Show every line below where "Chain" can be found.

DATASET:
——
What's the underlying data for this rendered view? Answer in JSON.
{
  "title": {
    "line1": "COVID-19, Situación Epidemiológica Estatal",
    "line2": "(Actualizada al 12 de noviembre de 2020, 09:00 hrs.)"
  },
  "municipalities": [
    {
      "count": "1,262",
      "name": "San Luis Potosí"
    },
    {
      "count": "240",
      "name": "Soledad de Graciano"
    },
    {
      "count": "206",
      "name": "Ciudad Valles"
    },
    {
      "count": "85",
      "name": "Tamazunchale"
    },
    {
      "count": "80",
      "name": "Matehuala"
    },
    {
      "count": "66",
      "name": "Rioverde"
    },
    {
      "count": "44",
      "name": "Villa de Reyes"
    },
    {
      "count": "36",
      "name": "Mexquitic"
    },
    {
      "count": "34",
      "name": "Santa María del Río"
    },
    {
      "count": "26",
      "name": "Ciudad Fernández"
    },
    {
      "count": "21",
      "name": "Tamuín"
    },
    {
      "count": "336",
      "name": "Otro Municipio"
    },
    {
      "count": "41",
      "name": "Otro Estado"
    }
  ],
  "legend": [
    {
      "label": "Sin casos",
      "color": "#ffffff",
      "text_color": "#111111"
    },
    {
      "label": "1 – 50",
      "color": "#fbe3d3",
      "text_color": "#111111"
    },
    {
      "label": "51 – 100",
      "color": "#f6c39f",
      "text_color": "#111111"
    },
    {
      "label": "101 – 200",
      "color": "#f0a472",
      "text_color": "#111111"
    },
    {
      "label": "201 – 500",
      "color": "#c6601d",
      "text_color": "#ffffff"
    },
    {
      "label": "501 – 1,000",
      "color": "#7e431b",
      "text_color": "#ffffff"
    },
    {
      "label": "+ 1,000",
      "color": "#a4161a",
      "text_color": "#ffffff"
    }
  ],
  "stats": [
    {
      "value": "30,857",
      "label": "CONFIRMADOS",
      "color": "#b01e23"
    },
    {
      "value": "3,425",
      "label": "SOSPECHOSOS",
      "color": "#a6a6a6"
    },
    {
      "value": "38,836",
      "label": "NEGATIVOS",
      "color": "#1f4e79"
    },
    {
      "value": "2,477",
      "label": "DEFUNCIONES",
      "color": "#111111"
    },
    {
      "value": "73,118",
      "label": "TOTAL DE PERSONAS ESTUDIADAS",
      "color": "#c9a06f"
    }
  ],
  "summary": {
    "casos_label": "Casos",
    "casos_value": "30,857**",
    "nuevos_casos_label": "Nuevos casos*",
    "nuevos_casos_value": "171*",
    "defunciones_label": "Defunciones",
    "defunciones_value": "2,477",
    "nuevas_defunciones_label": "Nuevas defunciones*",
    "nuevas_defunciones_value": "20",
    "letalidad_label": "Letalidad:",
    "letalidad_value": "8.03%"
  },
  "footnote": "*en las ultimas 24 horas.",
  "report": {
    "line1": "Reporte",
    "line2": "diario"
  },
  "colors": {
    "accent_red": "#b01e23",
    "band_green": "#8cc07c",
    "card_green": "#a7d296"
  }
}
——
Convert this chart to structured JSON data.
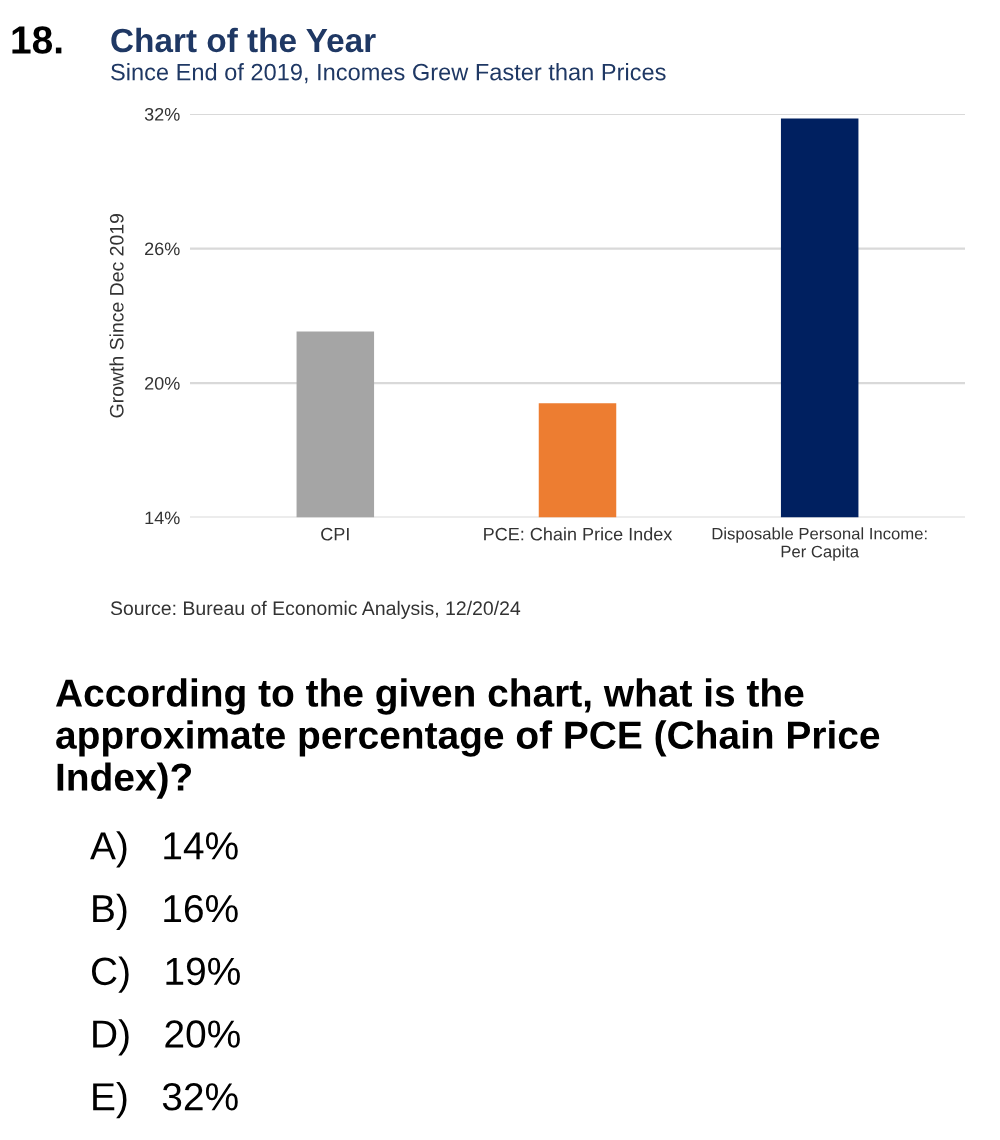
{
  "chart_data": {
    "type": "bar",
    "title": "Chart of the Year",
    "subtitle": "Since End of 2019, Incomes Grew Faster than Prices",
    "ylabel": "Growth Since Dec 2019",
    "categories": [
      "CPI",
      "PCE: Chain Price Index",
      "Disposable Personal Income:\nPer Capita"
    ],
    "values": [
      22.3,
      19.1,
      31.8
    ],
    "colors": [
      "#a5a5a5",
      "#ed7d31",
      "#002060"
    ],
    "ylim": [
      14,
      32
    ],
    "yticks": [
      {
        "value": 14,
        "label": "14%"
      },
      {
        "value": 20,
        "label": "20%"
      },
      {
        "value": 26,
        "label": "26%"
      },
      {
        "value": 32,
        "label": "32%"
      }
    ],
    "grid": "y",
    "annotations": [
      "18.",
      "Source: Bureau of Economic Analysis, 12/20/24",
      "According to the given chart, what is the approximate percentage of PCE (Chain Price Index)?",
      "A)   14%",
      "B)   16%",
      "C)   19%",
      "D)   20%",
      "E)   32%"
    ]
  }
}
——
FINAL RESULT:
      "PCE: Chain Price Index",
      "According to the given chart, what is the approximate percentage of PCE (Chain Price Index)?",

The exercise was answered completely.